その背景にはさまざまな原因が挙げられます。
物流業界における人手不足
ひとつ目の原因として挙げられるのが、物流業界における深刻な人手不足です。
日本は業界を問わず人手不足に陥っていますが、特に物流業界は深刻で、大手物流企業ですらも十分な人手を確保できていません。
できるだけ多くの人材を確保するためには、従業員の待遇改善はもちろんのこと、多額の採用コストもかかることから、それが物流コストに跳ね返ってきます。
新型コロナウイルス感染症の拡大
新型コロナウイルス感染症の拡大による影響は各所に広がっており、物流業界も例外ではありません。
製造業や卸売業などは稼働停止・休業に追い込まれるところもあり、その影響で物流の量も減少しました。
ネット通販のニーズ増加によって小売業は需要が伸びましたが、全体で見れば大口の受注が減った分、物流単価を上げざるを得ない状況に陥ったのです。
物価の高騰
2022年になるとコロナ禍は一旦落ち着きを取り戻しましたが、世界情勢の変化によって物価高騰の打撃を受けることとなりました。
日本はエネルギーを海外からの輸入に頼っていることから、石油取引価格の上昇はダイレクトに影響を受けてしまいます。
トラック輸送に不可欠なガソリンや軽油のコストが上昇したことで、物流費に反映せざるを得ない状況になりました。
物流費の高騰によってもたらす企業への影響
物流費が高騰することによって、特に大きな影響を受けるのが荷主である企業です。
具体的にどういった影響が考えられるのか、3つのポイントに分けて詳しく解説しましょう。
①利益率の悪化
荷主企業にとって物流費はコストの一部です。
しかし、あまりにも物流費が急激に跳ね上がってしまうと、価格の改定を行ったとしてもコスト増分を吸収できず、利益率の低下を招くおそれもあります。
②製品価格見直しによる売上高の減少
ここ数十年間にわたって国民全体の所得が伸び悩み、ほぼ横ばいの状態が続いている日本において、消費者は製品価格の改定に敏感に反応します。
コストが増大したからといって安易に価格に反映してしまうと、売上そのものが低下し業績悪化を招くおそれもあるでしょう。
そのため、企業にとってはまずコスト削減が第一優先であり、価格の改定は最終的な手段ともいえるのです。
③さらなる人手不足
物価高騰の影響を受けているのは物流費だけでなく、あらゆるモノや製品、サービスに関連しています。
物流費の高騰による影響を最小限に抑えることができたとしても、今後さらに物流費が上がっていけば人件費の削減に踏み切らざるを得ない企業も出てくるでしょう。
その結果、今以上の人手不足を招き、企業全体の生産性低下を招くおそれもあります。
物流費のコストを削減する解決策
物流費の高騰は単なる利益率の低下だけでなく、売上そのものの低下や人手不足などによって経営そのものに大きな影響を及ぼす可能性があります。
では、このような事態を防ぐために、どういった解決策が有効なのでしょうか。
荷主企業で取り組めるいくつかの方法を紹介します。
物流会社との協業で効率化に向けた取り組み
自社配送ではなく、物流企業と連携して物流業務に取り組んでいる企業も多いはずです。

*確認用データ*:
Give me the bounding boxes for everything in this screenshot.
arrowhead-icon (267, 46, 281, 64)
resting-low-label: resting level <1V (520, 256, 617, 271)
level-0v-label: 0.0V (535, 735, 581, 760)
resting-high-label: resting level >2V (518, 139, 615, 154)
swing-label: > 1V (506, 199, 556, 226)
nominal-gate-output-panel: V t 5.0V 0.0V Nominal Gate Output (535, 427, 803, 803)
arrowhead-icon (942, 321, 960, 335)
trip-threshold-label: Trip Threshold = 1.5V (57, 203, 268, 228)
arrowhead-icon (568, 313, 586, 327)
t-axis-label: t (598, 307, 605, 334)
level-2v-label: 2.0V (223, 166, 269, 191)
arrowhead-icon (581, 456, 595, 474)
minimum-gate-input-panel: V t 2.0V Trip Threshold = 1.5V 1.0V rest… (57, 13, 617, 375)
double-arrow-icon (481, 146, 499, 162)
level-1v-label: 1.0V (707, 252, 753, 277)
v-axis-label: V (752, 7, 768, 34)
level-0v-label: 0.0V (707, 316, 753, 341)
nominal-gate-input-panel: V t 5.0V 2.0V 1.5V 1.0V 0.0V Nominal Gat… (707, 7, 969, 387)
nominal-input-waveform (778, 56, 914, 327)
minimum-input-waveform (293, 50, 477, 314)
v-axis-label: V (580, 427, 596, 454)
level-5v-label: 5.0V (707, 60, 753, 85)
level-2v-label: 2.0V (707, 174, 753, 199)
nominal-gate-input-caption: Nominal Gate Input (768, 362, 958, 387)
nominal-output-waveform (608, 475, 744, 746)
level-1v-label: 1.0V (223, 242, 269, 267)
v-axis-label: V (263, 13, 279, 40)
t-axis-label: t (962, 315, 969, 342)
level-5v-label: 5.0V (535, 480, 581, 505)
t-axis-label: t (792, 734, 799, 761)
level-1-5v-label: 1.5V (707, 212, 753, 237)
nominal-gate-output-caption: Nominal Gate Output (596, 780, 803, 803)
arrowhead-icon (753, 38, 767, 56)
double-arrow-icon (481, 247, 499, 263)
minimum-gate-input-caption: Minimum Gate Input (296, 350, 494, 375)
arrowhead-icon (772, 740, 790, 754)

*課題について*:
物流費の高騰を扱った引用文を、最後の文の後から書き継いでください。 項目は本文とは別の出典から取ったものです。

*問題の解答*:
しかし、配送拠点までの輸送や客先への配送以外に、包装や梱包、荷役、商品の保管、倉庫管理といった業務もすべて依頼しているケースもあるでしょう。
物流費を抑えるためには、まず物流企業へすべての業務を依頼するのではなく、自社でできる業務はなるべく内製化することが重要です。
物流会社とも相談しながら、どの業務を内製化すれば効率化が図れるかを検討してみましょう。
隔日配送
当然のことながら、荷物を届ける頻度が増えれば増えるほど、物流費のコストは増大していきます。
そこで、たとえば毎日1回のペースで配送しているものを、2日に1回のペースで隔日配送に変更するだけでもコスト削減につながります。
荷物の総量は変わらなくても、少量を高頻度で配送するのではなく、一度になるべく多くの荷物を配送する工夫をしてみましょう。
リードタイムの延長
取引先や顧客からの理解が得られるようであれば、荷物の配送にかかるリードタイムを延長してもらうのもひとつの方法です。
たとえば、従来は翌日配送の契約で物流業務を委託していたものを、翌々日の配送に変更することで余裕ができます。
その結果、物流会社は他社の荷物と一緒に配送することができ、輸送効率が向上します。
ただし、リードタイムの延長は納期にも関わってくるため、取引先や顧客に対して一方的に通告するのではなく、あくまでも両者で話し合ったうえで進めるようにしましょう。
包装資材の削減
輸送や配送のスケジュールに関連すること以外にも、荷物の包装や梱包、流通加工に関する取り組みも重要です。
特に梱包資材の削減は重要な項目であり、資材を1枚、1種類減らすだけでもコスト削減の効果が見込めます。
これは梱包資材を購入するためのコスト節約はもちろんですが、包装や梱包を担うスタッフの人件費削減効果もあるためです。
現在のパッケージが過剰包装になっていないか、ムダな包装紙などが使用されてないかをあらためて見直してみましょう。
人件費の削減
物流業務を一から見直し効率化を図ることで、現在従事しているスタッフの人数が適正かどうかも見えてくるはずです。
もし、物流業務の見直しによって過剰な人員であったと判断された場合には、他部門で人員が不足している業務にアサインすることもできるでしょう。
OTSはアパレル・ファッション・ジュエリーに特化した物流アウトソーシング専門会社
物流業務を委託する場合には、大手物流会社との協業で取り組むケースも少なくありません。
しかし、取り扱う商品や製品の種類によっても物流業務のノウハウは異なるため、商材に合わせた物流会社を選ぶことが重要といえるでしょう。
特にアパレルやファッション、ジュエリーといった商材を取り扱うメーカーや卸売、小売業は、包装資材、荷役および流通加工に多額のコストがかかります。
これらの商材は個人ユーザー向けに販売されることが多く、小口配送がメインとなることも物流費がかさむ大きな要因といえるのです。
高騰する物流費を少しでも抑えるためには、アパレルやファッション、ジュエリーに特化した物流アウトソーシングを数多く手掛けてきたOTSへご相談ください。
1982年の創業以来、ファッション物流に関連するさまざまな業務のノウハウが豊富で、これまで多くの企業と取引をしています。
まとめ
今回紹介してきたように、物流費高騰の背景には新型コロナウイルスの感染拡大や世界情勢の変化、そして深刻な人手不足など、さまざまな要因が複雑に絡み合っていることが分かります。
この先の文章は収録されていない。